_Set task_. Check every line of the material below for the string "pull", and return the ones that have it.

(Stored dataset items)
****************************************

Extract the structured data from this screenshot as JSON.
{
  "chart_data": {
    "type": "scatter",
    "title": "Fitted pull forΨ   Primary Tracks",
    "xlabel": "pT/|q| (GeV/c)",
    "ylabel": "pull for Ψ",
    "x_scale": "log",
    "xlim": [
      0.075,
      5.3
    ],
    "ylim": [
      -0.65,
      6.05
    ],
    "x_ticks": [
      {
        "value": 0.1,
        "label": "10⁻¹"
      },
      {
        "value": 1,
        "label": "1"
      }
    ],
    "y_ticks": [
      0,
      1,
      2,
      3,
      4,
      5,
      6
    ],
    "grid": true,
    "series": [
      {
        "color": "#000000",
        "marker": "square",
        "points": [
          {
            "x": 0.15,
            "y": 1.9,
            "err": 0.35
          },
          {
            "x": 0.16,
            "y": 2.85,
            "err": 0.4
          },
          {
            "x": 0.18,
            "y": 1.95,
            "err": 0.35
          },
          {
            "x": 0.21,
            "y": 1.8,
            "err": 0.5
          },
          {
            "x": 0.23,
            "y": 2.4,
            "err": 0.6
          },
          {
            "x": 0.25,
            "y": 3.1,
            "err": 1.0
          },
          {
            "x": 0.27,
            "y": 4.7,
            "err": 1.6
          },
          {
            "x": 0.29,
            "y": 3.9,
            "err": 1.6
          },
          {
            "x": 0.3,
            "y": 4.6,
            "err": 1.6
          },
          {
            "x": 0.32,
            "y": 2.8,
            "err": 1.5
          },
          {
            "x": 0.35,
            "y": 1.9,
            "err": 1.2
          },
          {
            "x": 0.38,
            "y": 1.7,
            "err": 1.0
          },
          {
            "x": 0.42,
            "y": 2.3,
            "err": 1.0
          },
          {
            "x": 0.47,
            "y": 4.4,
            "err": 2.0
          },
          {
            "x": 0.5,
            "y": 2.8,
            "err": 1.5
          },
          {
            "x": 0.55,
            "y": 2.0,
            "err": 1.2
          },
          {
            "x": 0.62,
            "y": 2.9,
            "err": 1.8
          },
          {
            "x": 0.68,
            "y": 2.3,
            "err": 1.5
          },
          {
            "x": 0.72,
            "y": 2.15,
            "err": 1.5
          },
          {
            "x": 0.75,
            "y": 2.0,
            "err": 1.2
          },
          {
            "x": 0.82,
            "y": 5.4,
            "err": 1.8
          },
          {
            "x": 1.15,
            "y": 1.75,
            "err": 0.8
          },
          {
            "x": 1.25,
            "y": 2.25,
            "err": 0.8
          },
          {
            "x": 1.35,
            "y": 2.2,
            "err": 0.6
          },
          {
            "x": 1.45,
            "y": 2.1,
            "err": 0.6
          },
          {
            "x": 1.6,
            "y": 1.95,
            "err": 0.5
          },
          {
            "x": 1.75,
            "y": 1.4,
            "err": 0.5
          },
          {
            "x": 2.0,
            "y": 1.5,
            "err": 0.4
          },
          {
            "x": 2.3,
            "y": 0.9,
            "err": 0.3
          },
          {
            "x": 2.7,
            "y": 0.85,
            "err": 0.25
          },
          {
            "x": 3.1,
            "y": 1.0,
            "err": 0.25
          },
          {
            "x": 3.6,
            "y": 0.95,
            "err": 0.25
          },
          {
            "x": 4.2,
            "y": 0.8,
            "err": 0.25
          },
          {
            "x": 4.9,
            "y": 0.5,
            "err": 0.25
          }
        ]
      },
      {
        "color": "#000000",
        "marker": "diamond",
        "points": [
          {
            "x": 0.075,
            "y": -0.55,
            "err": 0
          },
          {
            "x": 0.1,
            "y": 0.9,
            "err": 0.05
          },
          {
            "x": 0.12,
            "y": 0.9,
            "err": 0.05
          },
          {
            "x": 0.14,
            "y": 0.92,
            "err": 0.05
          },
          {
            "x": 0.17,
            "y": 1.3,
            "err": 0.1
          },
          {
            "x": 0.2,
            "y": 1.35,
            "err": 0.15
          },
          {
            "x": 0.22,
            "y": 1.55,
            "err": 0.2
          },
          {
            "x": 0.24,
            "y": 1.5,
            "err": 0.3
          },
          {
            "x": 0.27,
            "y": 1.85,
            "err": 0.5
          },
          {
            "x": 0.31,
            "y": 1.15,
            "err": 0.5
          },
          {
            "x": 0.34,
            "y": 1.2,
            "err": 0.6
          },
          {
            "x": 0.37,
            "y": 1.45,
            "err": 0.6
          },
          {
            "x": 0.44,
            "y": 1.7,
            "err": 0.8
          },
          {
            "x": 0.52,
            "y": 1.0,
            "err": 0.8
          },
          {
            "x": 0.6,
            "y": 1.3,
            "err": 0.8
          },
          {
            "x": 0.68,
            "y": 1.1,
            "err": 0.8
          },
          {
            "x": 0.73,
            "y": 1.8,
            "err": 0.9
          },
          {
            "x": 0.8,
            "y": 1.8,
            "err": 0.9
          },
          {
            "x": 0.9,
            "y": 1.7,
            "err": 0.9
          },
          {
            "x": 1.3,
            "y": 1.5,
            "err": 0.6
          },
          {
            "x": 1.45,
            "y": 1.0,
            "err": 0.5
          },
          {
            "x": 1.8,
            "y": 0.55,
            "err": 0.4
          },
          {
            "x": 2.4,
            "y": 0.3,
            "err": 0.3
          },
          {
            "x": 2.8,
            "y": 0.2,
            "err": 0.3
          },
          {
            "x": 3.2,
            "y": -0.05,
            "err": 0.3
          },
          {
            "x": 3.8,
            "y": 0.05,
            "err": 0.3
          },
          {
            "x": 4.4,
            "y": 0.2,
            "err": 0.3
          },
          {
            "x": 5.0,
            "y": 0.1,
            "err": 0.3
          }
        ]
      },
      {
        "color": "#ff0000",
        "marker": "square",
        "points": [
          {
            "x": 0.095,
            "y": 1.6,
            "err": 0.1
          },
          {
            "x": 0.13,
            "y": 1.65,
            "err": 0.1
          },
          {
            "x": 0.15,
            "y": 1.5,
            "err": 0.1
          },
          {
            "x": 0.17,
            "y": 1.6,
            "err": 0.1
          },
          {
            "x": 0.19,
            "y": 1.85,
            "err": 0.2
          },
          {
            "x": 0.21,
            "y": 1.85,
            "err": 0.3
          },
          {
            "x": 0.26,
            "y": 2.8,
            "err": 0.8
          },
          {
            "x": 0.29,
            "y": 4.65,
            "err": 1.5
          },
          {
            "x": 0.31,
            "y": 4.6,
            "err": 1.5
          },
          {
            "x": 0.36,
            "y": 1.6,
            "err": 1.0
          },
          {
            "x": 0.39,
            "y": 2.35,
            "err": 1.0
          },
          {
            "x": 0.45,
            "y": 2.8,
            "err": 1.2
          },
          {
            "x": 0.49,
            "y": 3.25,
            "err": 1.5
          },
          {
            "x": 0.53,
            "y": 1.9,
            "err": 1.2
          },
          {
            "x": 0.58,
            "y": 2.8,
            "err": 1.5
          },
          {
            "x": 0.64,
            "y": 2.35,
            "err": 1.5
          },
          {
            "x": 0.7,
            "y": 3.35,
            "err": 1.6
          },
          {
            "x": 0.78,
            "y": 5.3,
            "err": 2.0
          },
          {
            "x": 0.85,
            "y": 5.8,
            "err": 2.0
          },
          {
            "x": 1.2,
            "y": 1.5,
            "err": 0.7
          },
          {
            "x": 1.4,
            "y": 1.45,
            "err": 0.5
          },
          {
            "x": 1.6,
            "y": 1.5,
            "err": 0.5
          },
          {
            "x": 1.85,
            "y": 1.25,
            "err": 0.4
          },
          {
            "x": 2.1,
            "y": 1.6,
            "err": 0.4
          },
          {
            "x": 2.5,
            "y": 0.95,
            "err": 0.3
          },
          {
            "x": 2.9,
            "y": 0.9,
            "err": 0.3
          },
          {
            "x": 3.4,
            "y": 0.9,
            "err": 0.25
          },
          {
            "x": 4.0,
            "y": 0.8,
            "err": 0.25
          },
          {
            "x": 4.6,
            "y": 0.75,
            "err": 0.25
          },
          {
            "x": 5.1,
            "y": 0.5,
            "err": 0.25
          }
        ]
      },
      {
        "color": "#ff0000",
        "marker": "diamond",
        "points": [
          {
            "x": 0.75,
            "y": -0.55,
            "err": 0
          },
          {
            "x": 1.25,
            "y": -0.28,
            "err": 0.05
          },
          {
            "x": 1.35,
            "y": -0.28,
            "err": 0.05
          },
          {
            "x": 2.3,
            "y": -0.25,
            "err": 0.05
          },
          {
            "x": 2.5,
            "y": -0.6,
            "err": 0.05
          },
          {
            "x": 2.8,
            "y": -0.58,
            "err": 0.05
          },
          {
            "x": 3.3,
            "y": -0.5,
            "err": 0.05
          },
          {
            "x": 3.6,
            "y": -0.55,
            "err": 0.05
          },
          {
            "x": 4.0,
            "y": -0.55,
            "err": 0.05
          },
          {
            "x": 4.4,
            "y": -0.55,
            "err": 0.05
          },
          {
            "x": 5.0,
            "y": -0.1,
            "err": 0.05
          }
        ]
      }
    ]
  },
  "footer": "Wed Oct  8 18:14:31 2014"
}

****************************************

_Answer to the problem_.
    "title": "Fitted pull forΨ   Primary Tracks",
    "ylabel": "pull for Ψ",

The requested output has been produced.